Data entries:
——

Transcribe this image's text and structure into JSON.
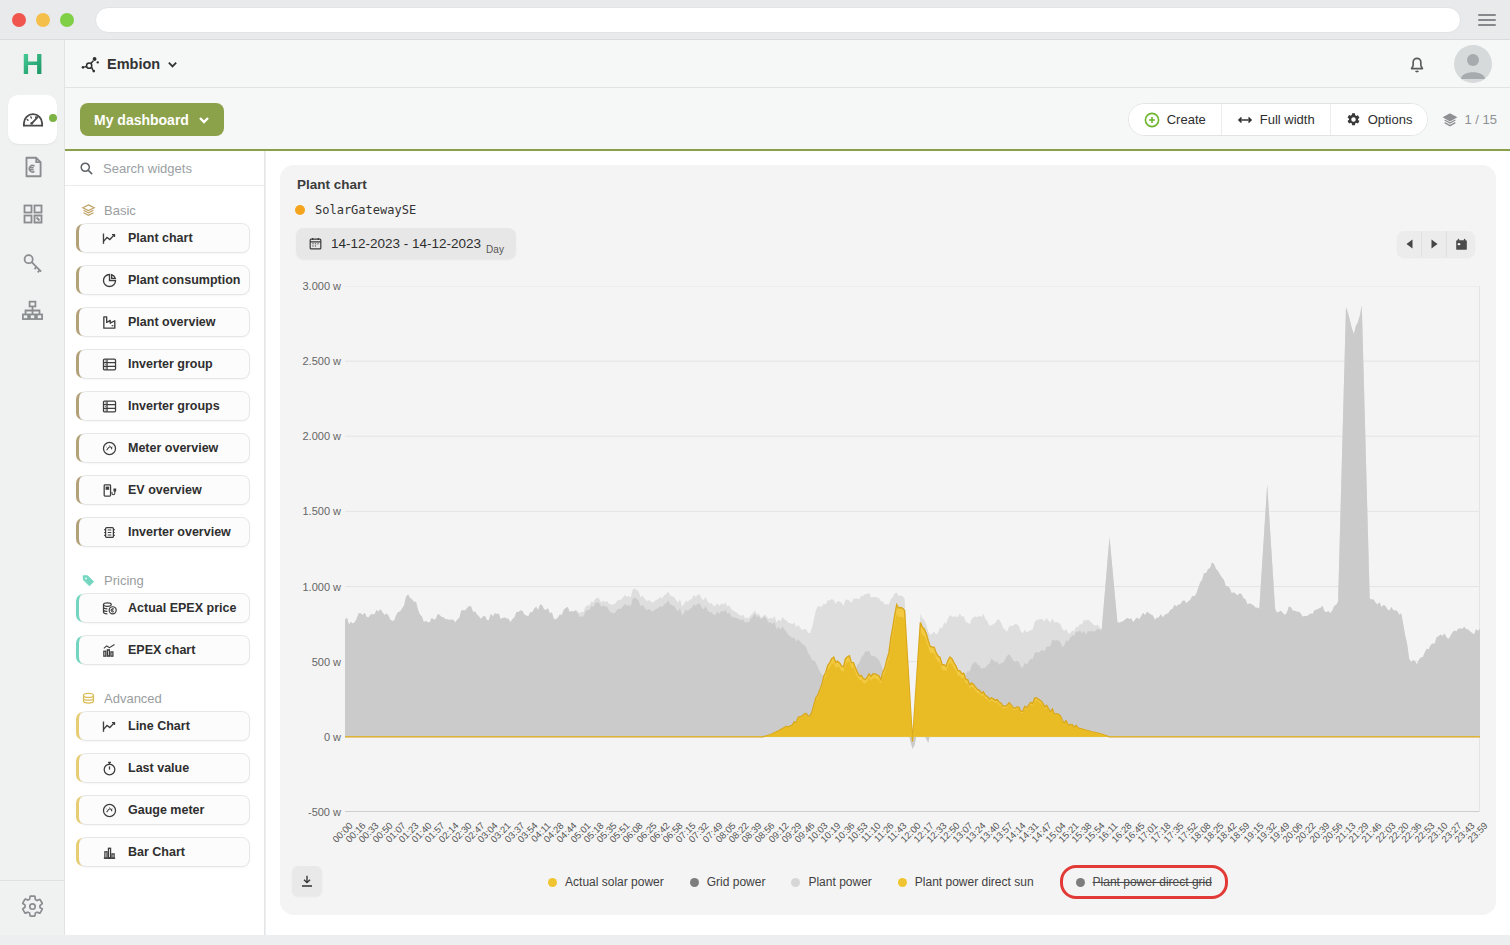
{
  "browser": {
    "url_value": ""
  },
  "app": {
    "logo_letter": "H",
    "org_name": "Embion"
  },
  "toolbar": {
    "dashboard_label": "My dashboard",
    "create_label": "Create",
    "full_width_label": "Full width",
    "options_label": "Options",
    "pages_label": "1 / 15"
  },
  "panel": {
    "search_placeholder": "Search widgets",
    "sections": [
      {
        "label": "Basic",
        "color": "#b3a179",
        "items": [
          {
            "label": "Plant chart"
          },
          {
            "label": "Plant consumption"
          },
          {
            "label": "Plant overview"
          },
          {
            "label": "Inverter group"
          },
          {
            "label": "Inverter groups"
          },
          {
            "label": "Meter overview"
          },
          {
            "label": "EV overview"
          },
          {
            "label": "Inverter overview"
          }
        ]
      },
      {
        "label": "Pricing",
        "color": "#74d6c1",
        "items": [
          {
            "label": "Actual EPEX price"
          },
          {
            "label": "EPEX chart"
          }
        ]
      },
      {
        "label": "Advanced",
        "color": "#e6cd74",
        "items": [
          {
            "label": "Line Chart"
          },
          {
            "label": "Last value"
          },
          {
            "label": "Gauge meter"
          },
          {
            "label": "Bar Chart"
          }
        ]
      }
    ]
  },
  "widget": {
    "title": "Plant chart",
    "source_name": "SolarGatewaySE",
    "source_dot_color": "#f5a51d",
    "date_range": "14-12-2023 - 14-12-2023",
    "date_mode": "Day",
    "annotation_color": "#e23a36"
  },
  "chart_data": {
    "type": "area",
    "title": "Plant chart",
    "ylim": [
      -500,
      3000
    ],
    "grid": true,
    "legend_position": "bottom",
    "y_labels": [
      "3.000 w",
      "2.500 w",
      "2.000 w",
      "1.500 w",
      "1.000 w",
      "500 w",
      "0 w",
      "-500 w"
    ],
    "x_labels": [
      "00:00",
      "00:16",
      "00:33",
      "00:50",
      "01:07",
      "01:23",
      "01:40",
      "01:57",
      "02:14",
      "02:30",
      "02:47",
      "03:04",
      "03:21",
      "03:37",
      "03:54",
      "04:11",
      "04:28",
      "04:44",
      "05:01",
      "05:18",
      "05:35",
      "05:51",
      "06:08",
      "06:25",
      "06:42",
      "06:58",
      "07:15",
      "07:32",
      "07:49",
      "08:05",
      "08:22",
      "08:39",
      "08:56",
      "09:12",
      "09:29",
      "09:46",
      "10:03",
      "10:19",
      "10:36",
      "10:53",
      "11:10",
      "11:26",
      "11:43",
      "12:00",
      "12:17",
      "12:33",
      "12:50",
      "13:07",
      "13:24",
      "13:40",
      "13:57",
      "14:14",
      "14:31",
      "14:47",
      "15:04",
      "15:21",
      "15:38",
      "15:54",
      "16:11",
      "16:28",
      "16:45",
      "17:01",
      "17:18",
      "17:35",
      "17:52",
      "18:08",
      "18:25",
      "18:42",
      "18:59",
      "19:15",
      "19:32",
      "19:49",
      "20:06",
      "20:22",
      "20:39",
      "20:56",
      "21:13",
      "21:29",
      "21:46",
      "22:03",
      "22:20",
      "22:36",
      "22:53",
      "23:10",
      "23:27",
      "23:43",
      "23:59"
    ],
    "noise_amplitude": 22,
    "series": [
      {
        "name": "Plant power",
        "area_color": "#dedede",
        "legend_color": "#d6d6d6",
        "values": [
          780,
          755,
          820,
          795,
          845,
          810,
          770,
          835,
          948,
          900,
          765,
          790,
          810,
          782,
          760,
          842,
          868,
          800,
          778,
          822,
          790,
          762,
          830,
          808,
          852,
          878,
          820,
          792,
          858,
          832,
          832,
          872,
          928,
          898,
          882,
          910,
          938,
          978,
          920,
          892,
          930,
          968,
          910,
          882,
          918,
          948,
          902,
          872,
          880,
          850,
          812,
          792,
          840,
          800,
          790,
          780,
          775,
          760,
          710,
          690,
          870,
          880,
          910,
          890,
          905,
          920,
          950,
          930,
          900,
          880,
          960,
          920,
          -60,
          820,
          700,
          680,
          760,
          800,
          820,
          760,
          800,
          820,
          740,
          780,
          700,
          750,
          690,
          710,
          780,
          790,
          760,
          720,
          690,
          730,
          770,
          745,
          716,
          1330,
          762,
          782,
          762,
          800,
          822,
          792,
          812,
          852,
          882,
          902,
          952,
          1090,
          1160,
          1080,
          1002,
          952,
          922,
          882,
          852,
          1680,
          852,
          822,
          862,
          832,
          802,
          842,
          872,
          822,
          900,
          2860,
          2680,
          2870,
          920,
          880,
          870,
          842,
          822,
          522,
          482,
          562,
          622,
          682,
          652,
          702,
          732,
          692,
          722
        ]
      },
      {
        "name": "Grid power",
        "area_color": "#cbcbcb",
        "legend_color": "#7d7d7d",
        "values": [
          780,
          755,
          820,
          795,
          845,
          810,
          770,
          835,
          948,
          900,
          765,
          790,
          810,
          782,
          760,
          842,
          868,
          800,
          778,
          822,
          790,
          762,
          830,
          808,
          852,
          878,
          820,
          792,
          858,
          832,
          802,
          842,
          898,
          868,
          822,
          850,
          878,
          918,
          860,
          832,
          870,
          908,
          850,
          822,
          858,
          888,
          842,
          812,
          832,
          802,
          782,
          762,
          820,
          790,
          760,
          730,
          700,
          660,
          620,
          540,
          460,
          380,
          330,
          380,
          300,
          480,
          570,
          540,
          480,
          300,
          100,
          80,
          -80,
          60,
          -40,
          200,
          320,
          420,
          380,
          440,
          500,
          460,
          520,
          480,
          540,
          500,
          460,
          520,
          560,
          600,
          640,
          600,
          660,
          700,
          680,
          700,
          712,
          1330,
          762,
          782,
          762,
          800,
          822,
          792,
          812,
          852,
          882,
          902,
          952,
          1090,
          1160,
          1080,
          1002,
          952,
          922,
          882,
          852,
          1680,
          852,
          822,
          862,
          832,
          802,
          842,
          872,
          822,
          900,
          2860,
          2680,
          2870,
          920,
          880,
          870,
          842,
          822,
          522,
          482,
          562,
          622,
          682,
          652,
          702,
          732,
          692,
          722
        ]
      },
      {
        "name": "Actual solar power",
        "area_color": "#f2ca41",
        "legend_color": "#f0c430",
        "values": [
          0,
          0,
          0,
          0,
          0,
          0,
          0,
          0,
          0,
          0,
          0,
          0,
          0,
          0,
          0,
          0,
          0,
          0,
          0,
          0,
          0,
          0,
          0,
          0,
          0,
          0,
          0,
          0,
          0,
          0,
          0,
          0,
          0,
          0,
          0,
          0,
          0,
          0,
          0,
          0,
          0,
          0,
          0,
          0,
          0,
          0,
          0,
          0,
          0,
          0,
          0,
          0,
          0,
          0,
          15,
          40,
          70,
          100,
          140,
          140,
          280,
          430,
          530,
          470,
          540,
          430,
          380,
          420,
          380,
          560,
          880,
          840,
          -30,
          760,
          640,
          560,
          480,
          520,
          440,
          380,
          330,
          300,
          260,
          230,
          210,
          190,
          170,
          230,
          250,
          210,
          150,
          110,
          80,
          60,
          45,
          30,
          18,
          0,
          0,
          0,
          0,
          0,
          0,
          0,
          0,
          0,
          0,
          0,
          0,
          0,
          0,
          0,
          0,
          0,
          0,
          0,
          0,
          0,
          0,
          0,
          0,
          0,
          0,
          0,
          0,
          0,
          0,
          0,
          0,
          0,
          0,
          0,
          0,
          0,
          0,
          0,
          0,
          0,
          0,
          0,
          0,
          0,
          0,
          0,
          0
        ]
      },
      {
        "name": "Plant power direct sun",
        "area_color": "#e9bb24",
        "legend_color": "#f0c430",
        "values": [
          0,
          0,
          0,
          0,
          0,
          0,
          0,
          0,
          0,
          0,
          0,
          0,
          0,
          0,
          0,
          0,
          0,
          0,
          0,
          0,
          0,
          0,
          0,
          0,
          0,
          0,
          0,
          0,
          0,
          0,
          0,
          0,
          0,
          0,
          0,
          0,
          0,
          0,
          0,
          0,
          0,
          0,
          0,
          0,
          0,
          0,
          0,
          0,
          0,
          0,
          0,
          0,
          0,
          0,
          14,
          37,
          65,
          93,
          130,
          130,
          260,
          400,
          493,
          437,
          502,
          400,
          353,
          390,
          353,
          521,
          818,
          781,
          -28,
          707,
          595,
          521,
          446,
          484,
          409,
          353,
          307,
          279,
          242,
          214,
          195,
          177,
          158,
          214,
          233,
          195,
          140,
          102,
          74,
          56,
          42,
          28,
          17,
          0,
          0,
          0,
          0,
          0,
          0,
          0,
          0,
          0,
          0,
          0,
          0,
          0,
          0,
          0,
          0,
          0,
          0,
          0,
          0,
          0,
          0,
          0,
          0,
          0,
          0,
          0,
          0,
          0,
          0,
          0,
          0,
          0,
          0,
          0,
          0,
          0,
          0,
          0,
          0,
          0,
          0,
          0,
          0,
          0,
          0,
          0,
          0
        ]
      },
      {
        "name": "Plant power direct grid",
        "area_color": "#7d7d7d",
        "legend_color": "#7d7d7d",
        "hidden": true,
        "strikethrough": true,
        "highlighted": true,
        "values": []
      }
    ]
  }
}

——

● **Exercise objective**
Pick out each line containing the string "Plant" and copy it.

● **Exercise result**
            "label": "Plant chart"
            "label": "Plant consumption"
            "label": "Plant overview"
    "title": "Plant chart",
    "title": "Plant chart",
        "name": "Plant power",
        "name": "Plant power direct sun",
        "name": "Plant power direct grid",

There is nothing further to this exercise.